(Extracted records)
== == ==

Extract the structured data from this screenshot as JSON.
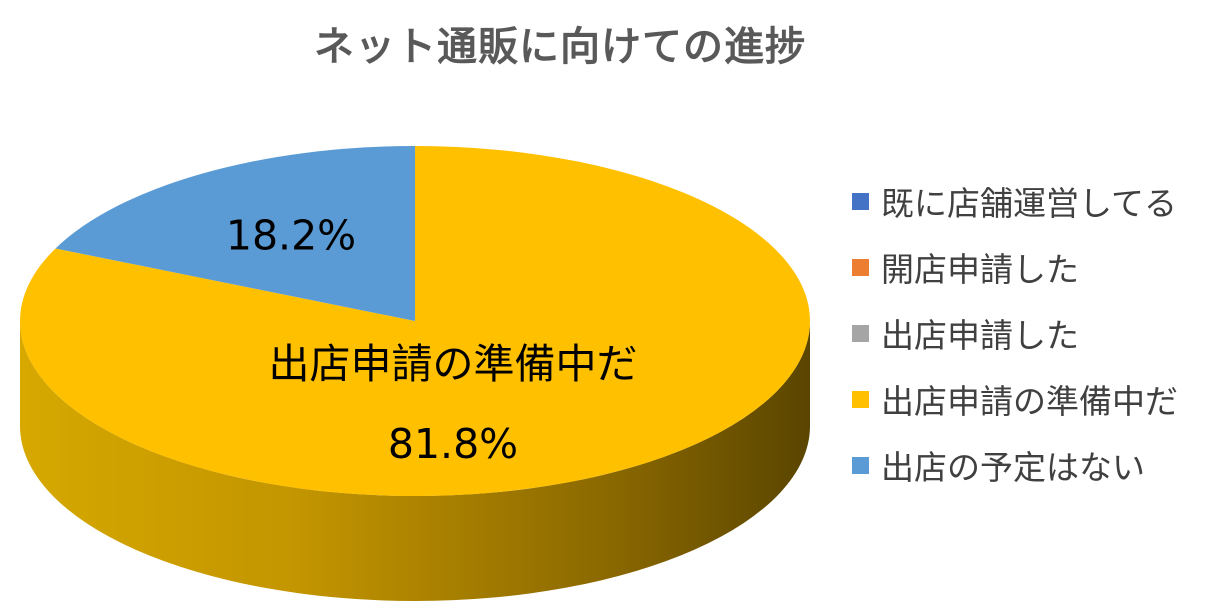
{
  "chart_data": {
    "type": "pie",
    "title": "ネット通販に向けての進捗",
    "categories": [
      "既に店舗運営してる",
      "開店申請した",
      "出店申請した",
      "出店申請の準備中だ",
      "出店の予定はない"
    ],
    "values": [
      0,
      0,
      0,
      81.8,
      18.2
    ],
    "data_labels": [
      "",
      "",
      "",
      "81.8%",
      "18.2%"
    ],
    "category_labels_on_chart": [
      "",
      "",
      "",
      "出店申請の準備中だ",
      ""
    ],
    "colors": [
      "#4472C4",
      "#ED7D31",
      "#A5A5A5",
      "#FFC000",
      "#5B9BD5"
    ],
    "style": "3d-pie",
    "legend_position": "right"
  }
}
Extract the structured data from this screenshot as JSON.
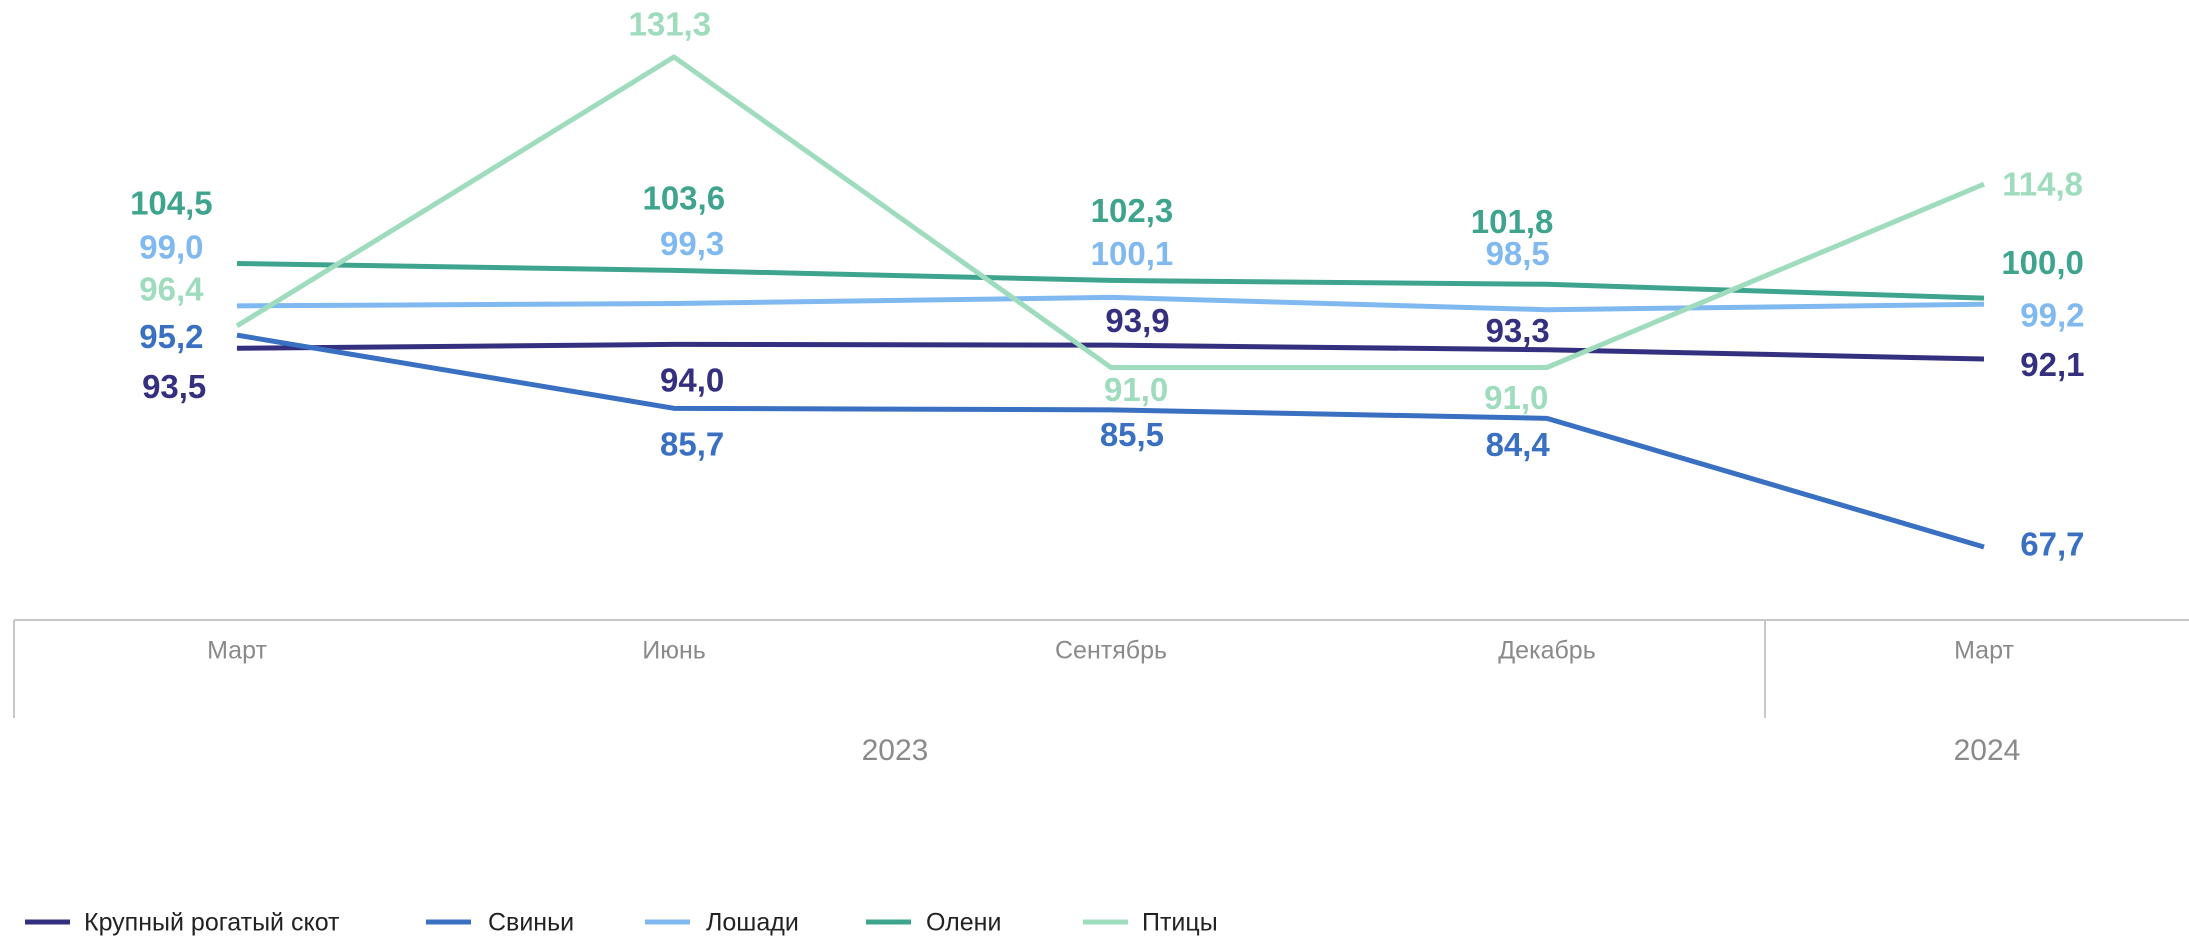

== == ==

Quote the records above exactly, leaving out any pictures.

§ **Answer to this task**
Extract the structured data from this screenshot as JSON.
{
  "chart_data": {
    "type": "pie",
    "title": "ネット通販に向けての進捗",
    "categories": [
      "既に店舗運営してる",
      "開店申請した",
      "出店申請した",
      "出店申請の準備中だ",
      "出店の予定はない"
    ],
    "values": [
      0,
      0,
      0,
      81.8,
      18.2
    ],
    "data_labels": [
      "",
      "",
      "",
      "81.8%",
      "18.2%"
    ],
    "category_labels_on_chart": [
      "",
      "",
      "",
      "出店申請の準備中だ",
      ""
    ],
    "colors": [
      "#4472C4",
      "#ED7D31",
      "#A5A5A5",
      "#FFC000",
      "#5B9BD5"
    ],
    "style": "3d-pie",
    "legend_position": "right"
  }
}
Extract the structured data from this screenshot as JSON.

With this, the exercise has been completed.